The problem
Reproduce every entry in the listing without alteration.
___ The input
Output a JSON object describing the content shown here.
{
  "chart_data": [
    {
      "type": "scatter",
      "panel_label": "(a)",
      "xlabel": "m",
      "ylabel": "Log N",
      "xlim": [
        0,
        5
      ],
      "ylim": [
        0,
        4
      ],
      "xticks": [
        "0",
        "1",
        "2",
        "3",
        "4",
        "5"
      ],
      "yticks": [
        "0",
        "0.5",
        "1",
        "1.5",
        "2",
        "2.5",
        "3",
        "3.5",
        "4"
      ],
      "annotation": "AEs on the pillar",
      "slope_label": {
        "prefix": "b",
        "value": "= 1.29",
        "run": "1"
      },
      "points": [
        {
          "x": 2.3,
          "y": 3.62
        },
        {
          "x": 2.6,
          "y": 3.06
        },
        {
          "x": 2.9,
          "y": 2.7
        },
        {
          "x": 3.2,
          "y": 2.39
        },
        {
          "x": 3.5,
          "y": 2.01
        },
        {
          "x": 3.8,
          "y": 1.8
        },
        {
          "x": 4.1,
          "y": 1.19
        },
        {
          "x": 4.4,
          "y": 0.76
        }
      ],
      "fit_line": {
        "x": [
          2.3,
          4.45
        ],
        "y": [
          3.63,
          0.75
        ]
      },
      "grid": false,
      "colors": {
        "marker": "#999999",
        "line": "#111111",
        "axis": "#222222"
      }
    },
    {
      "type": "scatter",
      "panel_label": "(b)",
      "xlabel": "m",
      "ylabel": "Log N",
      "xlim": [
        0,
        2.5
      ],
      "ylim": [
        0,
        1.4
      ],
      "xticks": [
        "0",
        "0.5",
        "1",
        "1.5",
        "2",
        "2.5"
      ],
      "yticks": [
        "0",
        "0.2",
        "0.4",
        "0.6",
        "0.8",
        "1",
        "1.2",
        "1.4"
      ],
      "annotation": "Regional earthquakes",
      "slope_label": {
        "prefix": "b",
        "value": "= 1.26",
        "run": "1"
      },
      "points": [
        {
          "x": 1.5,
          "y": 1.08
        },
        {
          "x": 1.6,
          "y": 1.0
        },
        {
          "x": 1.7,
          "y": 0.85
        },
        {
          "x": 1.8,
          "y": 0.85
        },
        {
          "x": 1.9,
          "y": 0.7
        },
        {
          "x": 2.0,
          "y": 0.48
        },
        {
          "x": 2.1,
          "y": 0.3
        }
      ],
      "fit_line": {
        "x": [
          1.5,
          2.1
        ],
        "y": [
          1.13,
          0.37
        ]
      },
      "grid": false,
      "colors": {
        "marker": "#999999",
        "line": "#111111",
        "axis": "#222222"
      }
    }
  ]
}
______
Reply
Output a JSON object describing the content shown here.
{
  "chart_data": [
    {
      "type": "scatter",
      "panel_label": "(a)",
      "xlabel": "m",
      "ylabel": "Log N",
      "xlim": [
        0,
        5
      ],
      "ylim": [
        0,
        4
      ],
      "xticks": [
        "0",
        "1",
        "2",
        "3",
        "4",
        "5"
      ],
      "yticks": [
        "0",
        "0.5",
        "1",
        "1.5",
        "2",
        "2.5",
        "3",
        "3.5",
        "4"
      ],
      "annotation": "AEs on the pillar",
      "slope_label": {
        "prefix": "b",
        "value": "= 1.29",
        "run": "1"
      },
      "points": [
        {
          "x": 2.3,
          "y": 3.62
        },
        {
          "x": 2.6,
          "y": 3.06
        },
        {
          "x": 2.9,
          "y": 2.7
        },
        {
          "x": 3.2,
          "y": 2.39
        },
        {
          "x": 3.5,
          "y": 2.01
        },
        {
          "x": 3.8,
          "y": 1.8
        },
        {
          "x": 4.1,
          "y": 1.19
        },
        {
          "x": 4.4,
          "y": 0.76
        }
      ],
      "fit_line": {
        "x": [
          2.3,
          4.45
        ],
        "y": [
          3.63,
          0.75
        ]
      },
      "grid": false,
      "colors": {
        "marker": "#999999",
        "line": "#111111",
        "axis": "#222222"
      }
    },
    {
      "type": "scatter",
      "panel_label": "(b)",
      "xlabel": "m",
      "ylabel": "Log N",
      "xlim": [
        0,
        2.5
      ],
      "ylim": [
        0,
        1.4
      ],
      "xticks": [
        "0",
        "0.5",
        "1",
        "1.5",
        "2",
        "2.5"
      ],
      "yticks": [
        "0",
        "0.2",
        "0.4",
        "0.6",
        "0.8",
        "1",
        "1.2",
        "1.4"
      ],
      "annotation": "Regional earthquakes",
      "slope_label": {
        "prefix": "b",
        "value": "= 1.26",
        "run": "1"
      },
      "points": [
        {
          "x": 1.5,
          "y": 1.08
        },
        {
          "x": 1.6,
          "y": 1.0
        },
        {
          "x": 1.7,
          "y": 0.85
        },
        {
          "x": 1.8,
          "y": 0.85
        },
        {
          "x": 1.9,
          "y": 0.7
        },
        {
          "x": 2.0,
          "y": 0.48
        },
        {
          "x": 2.1,
          "y": 0.3
        }
      ],
      "fit_line": {
        "x": [
          1.5,
          2.1
        ],
        "y": [
          1.13,
          0.37
        ]
      },
      "grid": false,
      "colors": {
        "marker": "#999999",
        "line": "#111111",
        "axis": "#222222"
      }
    }
  ]
}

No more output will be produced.